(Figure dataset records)
# # #

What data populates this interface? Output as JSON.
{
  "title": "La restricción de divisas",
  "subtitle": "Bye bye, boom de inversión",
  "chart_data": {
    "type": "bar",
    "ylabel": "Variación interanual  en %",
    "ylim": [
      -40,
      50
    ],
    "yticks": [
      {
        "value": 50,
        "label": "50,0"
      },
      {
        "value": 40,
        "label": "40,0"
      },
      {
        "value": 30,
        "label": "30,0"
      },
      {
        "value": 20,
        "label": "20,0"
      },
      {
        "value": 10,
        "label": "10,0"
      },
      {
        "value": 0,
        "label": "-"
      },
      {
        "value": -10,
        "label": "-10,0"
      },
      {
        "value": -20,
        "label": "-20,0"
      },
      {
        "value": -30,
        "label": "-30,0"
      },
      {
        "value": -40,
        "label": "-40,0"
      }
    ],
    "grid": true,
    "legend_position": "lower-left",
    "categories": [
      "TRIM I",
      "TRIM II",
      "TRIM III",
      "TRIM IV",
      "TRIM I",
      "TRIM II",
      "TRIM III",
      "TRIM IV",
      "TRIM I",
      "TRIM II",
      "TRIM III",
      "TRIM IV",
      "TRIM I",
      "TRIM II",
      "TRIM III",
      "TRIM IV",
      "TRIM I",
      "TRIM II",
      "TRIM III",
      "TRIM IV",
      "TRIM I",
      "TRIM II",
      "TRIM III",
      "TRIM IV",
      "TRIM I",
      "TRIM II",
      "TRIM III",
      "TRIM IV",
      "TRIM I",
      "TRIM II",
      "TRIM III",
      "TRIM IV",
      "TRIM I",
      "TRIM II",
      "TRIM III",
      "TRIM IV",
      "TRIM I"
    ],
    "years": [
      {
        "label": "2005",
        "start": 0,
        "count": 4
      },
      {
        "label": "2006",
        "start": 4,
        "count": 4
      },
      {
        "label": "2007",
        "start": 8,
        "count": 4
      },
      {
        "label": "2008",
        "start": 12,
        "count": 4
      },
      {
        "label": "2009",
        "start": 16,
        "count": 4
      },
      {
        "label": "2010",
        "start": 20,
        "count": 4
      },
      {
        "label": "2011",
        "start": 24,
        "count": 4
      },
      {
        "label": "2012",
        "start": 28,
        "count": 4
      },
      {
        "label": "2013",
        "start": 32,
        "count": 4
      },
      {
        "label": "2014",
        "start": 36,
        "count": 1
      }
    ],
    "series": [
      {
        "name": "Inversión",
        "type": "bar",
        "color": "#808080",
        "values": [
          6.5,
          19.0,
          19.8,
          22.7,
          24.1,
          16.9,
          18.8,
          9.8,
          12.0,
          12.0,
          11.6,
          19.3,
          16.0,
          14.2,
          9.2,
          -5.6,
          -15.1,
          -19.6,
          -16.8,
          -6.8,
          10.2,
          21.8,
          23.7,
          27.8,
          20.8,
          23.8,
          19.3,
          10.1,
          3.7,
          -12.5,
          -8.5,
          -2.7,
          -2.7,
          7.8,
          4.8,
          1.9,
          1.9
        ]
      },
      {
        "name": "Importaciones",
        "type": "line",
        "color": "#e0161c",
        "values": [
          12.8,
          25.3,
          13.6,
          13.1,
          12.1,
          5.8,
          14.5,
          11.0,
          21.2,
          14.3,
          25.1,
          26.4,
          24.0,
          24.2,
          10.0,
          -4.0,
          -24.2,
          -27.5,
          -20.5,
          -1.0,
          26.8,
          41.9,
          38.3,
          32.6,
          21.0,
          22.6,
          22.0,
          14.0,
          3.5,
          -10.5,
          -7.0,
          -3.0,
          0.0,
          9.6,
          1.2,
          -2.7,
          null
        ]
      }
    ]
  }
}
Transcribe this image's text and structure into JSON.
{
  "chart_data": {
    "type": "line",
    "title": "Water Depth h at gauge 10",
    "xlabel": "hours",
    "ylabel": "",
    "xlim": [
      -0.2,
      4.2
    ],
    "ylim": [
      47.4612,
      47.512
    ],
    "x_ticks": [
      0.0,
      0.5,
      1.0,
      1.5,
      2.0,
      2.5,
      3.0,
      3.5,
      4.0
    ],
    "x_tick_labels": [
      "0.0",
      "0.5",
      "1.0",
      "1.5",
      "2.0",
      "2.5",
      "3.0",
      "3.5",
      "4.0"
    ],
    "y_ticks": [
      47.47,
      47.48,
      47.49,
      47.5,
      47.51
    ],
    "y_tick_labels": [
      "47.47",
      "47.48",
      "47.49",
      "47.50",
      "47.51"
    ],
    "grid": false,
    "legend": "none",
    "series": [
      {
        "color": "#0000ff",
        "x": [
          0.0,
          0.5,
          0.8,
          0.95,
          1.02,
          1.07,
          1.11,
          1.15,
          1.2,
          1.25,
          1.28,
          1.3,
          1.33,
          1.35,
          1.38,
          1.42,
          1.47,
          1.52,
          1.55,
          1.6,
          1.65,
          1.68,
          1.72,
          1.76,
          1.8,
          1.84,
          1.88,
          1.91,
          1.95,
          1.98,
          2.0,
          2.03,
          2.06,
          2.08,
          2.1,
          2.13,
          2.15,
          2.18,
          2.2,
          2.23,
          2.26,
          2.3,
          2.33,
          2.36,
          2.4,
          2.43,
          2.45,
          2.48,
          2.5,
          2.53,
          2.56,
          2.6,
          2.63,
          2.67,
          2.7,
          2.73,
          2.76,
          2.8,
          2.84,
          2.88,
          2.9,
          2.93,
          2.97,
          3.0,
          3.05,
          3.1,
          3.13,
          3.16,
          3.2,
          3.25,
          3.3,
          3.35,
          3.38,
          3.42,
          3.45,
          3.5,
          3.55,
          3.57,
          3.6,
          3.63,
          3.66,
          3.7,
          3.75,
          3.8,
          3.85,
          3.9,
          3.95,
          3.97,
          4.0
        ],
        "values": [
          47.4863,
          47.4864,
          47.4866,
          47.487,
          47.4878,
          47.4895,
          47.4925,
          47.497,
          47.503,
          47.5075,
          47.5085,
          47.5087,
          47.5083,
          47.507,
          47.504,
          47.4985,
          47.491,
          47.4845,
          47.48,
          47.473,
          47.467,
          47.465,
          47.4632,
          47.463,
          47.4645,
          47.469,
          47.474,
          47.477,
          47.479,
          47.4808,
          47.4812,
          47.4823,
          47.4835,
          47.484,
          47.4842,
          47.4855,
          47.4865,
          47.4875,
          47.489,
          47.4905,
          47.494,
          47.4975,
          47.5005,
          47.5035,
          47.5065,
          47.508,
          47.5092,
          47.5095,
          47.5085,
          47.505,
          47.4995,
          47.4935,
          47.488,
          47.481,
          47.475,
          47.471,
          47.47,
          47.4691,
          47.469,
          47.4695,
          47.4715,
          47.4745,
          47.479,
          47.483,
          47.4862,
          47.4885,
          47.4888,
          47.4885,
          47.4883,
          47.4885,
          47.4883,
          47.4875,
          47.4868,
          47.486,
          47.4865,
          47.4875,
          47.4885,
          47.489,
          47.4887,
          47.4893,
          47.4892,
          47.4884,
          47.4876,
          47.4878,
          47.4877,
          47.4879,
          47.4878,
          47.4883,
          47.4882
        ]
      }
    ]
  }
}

# # #

* WORK INSTRUCTIONS
Here, the records must be output exactly and in full.

* SOLUTION TO THIS EXERCISE
What data populates this interface? Output as JSON.
{
  "title": "La restricción de divisas",
  "subtitle": "Bye bye, boom de inversión",
  "chart_data": {
    "type": "bar",
    "ylabel": "Variación interanual  en %",
    "ylim": [
      -40,
      50
    ],
    "yticks": [
      {
        "value": 50,
        "label": "50,0"
      },
      {
        "value": 40,
        "label": "40,0"
      },
      {
        "value": 30,
        "label": "30,0"
      },
      {
        "value": 20,
        "label": "20,0"
      },
      {
        "value": 10,
        "label": "10,0"
      },
      {
        "value": 0,
        "label": "-"
      },
      {
        "value": -10,
        "label": "-10,0"
      },
      {
        "value": -20,
        "label": "-20,0"
      },
      {
        "value": -30,
        "label": "-30,0"
      },
      {
        "value": -40,
        "label": "-40,0"
      }
    ],
    "grid": true,
    "legend_position": "lower-left",
    "categories": [
      "TRIM I",
      "TRIM II",
      "TRIM III",
      "TRIM IV",
      "TRIM I",
      "TRIM II",
      "TRIM III",
      "TRIM IV",
      "TRIM I",
      "TRIM II",
      "TRIM III",
      "TRIM IV",
      "TRIM I",
      "TRIM II",
      "TRIM III",
      "TRIM IV",
      "TRIM I",
      "TRIM II",
      "TRIM III",
      "TRIM IV",
      "TRIM I",
      "TRIM II",
      "TRIM III",
      "TRIM IV",
      "TRIM I",
      "TRIM II",
      "TRIM III",
      "TRIM IV",
      "TRIM I",
      "TRIM II",
      "TRIM III",
      "TRIM IV",
      "TRIM I",
      "TRIM II",
      "TRIM III",
      "TRIM IV",
      "TRIM I"
    ],
    "years": [
      {
        "label": "2005",
        "start": 0,
        "count": 4
      },
      {
        "label": "2006",
        "start": 4,
        "count": 4
      },
      {
        "label": "2007",
        "start": 8,
        "count": 4
      },
      {
        "label": "2008",
        "start": 12,
        "count": 4
      },
      {
        "label": "2009",
        "start": 16,
        "count": 4
      },
      {
        "label": "2010",
        "start": 20,
        "count": 4
      },
      {
        "label": "2011",
        "start": 24,
        "count": 4
      },
      {
        "label": "2012",
        "start": 28,
        "count": 4
      },
      {
        "label": "2013",
        "start": 32,
        "count": 4
      },
      {
        "label": "2014",
        "start": 36,
        "count": 1
      }
    ],
    "series": [
      {
        "name": "Inversión",
        "type": "bar",
        "color": "#808080",
        "values": [
          6.5,
          19.0,
          19.8,
          22.7,
          24.1,
          16.9,
          18.8,
          9.8,
          12.0,
          12.0,
          11.6,
          19.3,
          16.0,
          14.2,
          9.2,
          -5.6,
          -15.1,
          -19.6,
          -16.8,
          -6.8,
          10.2,
          21.8,
          23.7,
          27.8,
          20.8,
          23.8,
          19.3,
          10.1,
          3.7,
          -12.5,
          -8.5,
          -2.7,
          -2.7,
          7.8,
          4.8,
          1.9,
          1.9
        ]
      },
      {
        "name": "Importaciones",
        "type": "line",
        "color": "#e0161c",
        "values": [
          12.8,
          25.3,
          13.6,
          13.1,
          12.1,
          5.8,
          14.5,
          11.0,
          21.2,
          14.3,
          25.1,
          26.4,
          24.0,
          24.2,
          10.0,
          -4.0,
          -24.2,
          -27.5,
          -20.5,
          -1.0,
          26.8,
          41.9,
          38.3,
          32.6,
          21.0,
          22.6,
          22.0,
          14.0,
          3.5,
          -10.5,
          -7.0,
          -3.0,
          0.0,
          9.6,
          1.2,
          -2.7,
          null
        ]
      }
    ]
  }
}
Transcribe this image's text and structure into JSON.
{
  "chart_data": {
    "type": "line",
    "title": "Water Depth h at gauge 10",
    "xlabel": "hours",
    "ylabel": "",
    "xlim": [
      -0.2,
      4.2
    ],
    "ylim": [
      47.4612,
      47.512
    ],
    "x_ticks": [
      0.0,
      0.5,
      1.0,
      1.5,
      2.0,
      2.5,
      3.0,
      3.5,
      4.0
    ],
    "x_tick_labels": [
      "0.0",
      "0.5",
      "1.0",
      "1.5",
      "2.0",
      "2.5",
      "3.0",
      "3.5",
      "4.0"
    ],
    "y_ticks": [
      47.47,
      47.48,
      47.49,
      47.5,
      47.51
    ],
    "y_tick_labels": [
      "47.47",
      "47.48",
      "47.49",
      "47.50",
      "47.51"
    ],
    "grid": false,
    "legend": "none",
    "series": [
      {
        "color": "#0000ff",
        "x": [
          0.0,
          0.5,
          0.8,
          0.95,
          1.02,
          1.07,
          1.11,
          1.15,
          1.2,
          1.25,
          1.28,
          1.3,
          1.33,
          1.35,
          1.38,
          1.42,
          1.47,
          1.52,
          1.55,
          1.6,
          1.65,
          1.68,
          1.72,
          1.76,
          1.8,
          1.84,
          1.88,
          1.91,
          1.95,
          1.98,
          2.0,
          2.03,
          2.06,
          2.08,
          2.1,
          2.13,
          2.15,
          2.18,
          2.2,
          2.23,
          2.26,
          2.3,
          2.33,
          2.36,
          2.4,
          2.43,
          2.45,
          2.48,
          2.5,
          2.53,
          2.56,
          2.6,
          2.63,
          2.67,
          2.7,
          2.73,
          2.76,
          2.8,
          2.84,
          2.88,
          2.9,
          2.93,
          2.97,
          3.0,
          3.05,
          3.1,
          3.13,
          3.16,
          3.2,
          3.25,
          3.3,
          3.35,
          3.38,
          3.42,
          3.45,
          3.5,
          3.55,
          3.57,
          3.6,
          3.63,
          3.66,
          3.7,
          3.75,
          3.8,
          3.85,
          3.9,
          3.95,
          3.97,
          4.0
        ],
        "values": [
          47.4863,
          47.4864,
          47.4866,
          47.487,
          47.4878,
          47.4895,
          47.4925,
          47.497,
          47.503,
          47.5075,
          47.5085,
          47.5087,
          47.5083,
          47.507,
          47.504,
          47.4985,
          47.491,
          47.4845,
          47.48,
          47.473,
          47.467,
          47.465,
          47.4632,
          47.463,
          47.4645,
          47.469,
          47.474,
          47.477,
          47.479,
          47.4808,
          47.4812,
          47.4823,
          47.4835,
          47.484,
          47.4842,
          47.4855,
          47.4865,
          47.4875,
          47.489,
          47.4905,
          47.494,
          47.4975,
          47.5005,
          47.5035,
          47.5065,
          47.508,
          47.5092,
          47.5095,
          47.5085,
          47.505,
          47.4995,
          47.4935,
          47.488,
          47.481,
          47.475,
          47.471,
          47.47,
          47.4691,
          47.469,
          47.4695,
          47.4715,
          47.4745,
          47.479,
          47.483,
          47.4862,
          47.4885,
          47.4888,
          47.4885,
          47.4883,
          47.4885,
          47.4883,
          47.4875,
          47.4868,
          47.486,
          47.4865,
          47.4875,
          47.4885,
          47.489,
          47.4887,
          47.4893,
          47.4892,
          47.4884,
          47.4876,
          47.4878,
          47.4877,
          47.4879,
          47.4878,
          47.4883,
          47.4882
        ]
      }
    ]
  }
}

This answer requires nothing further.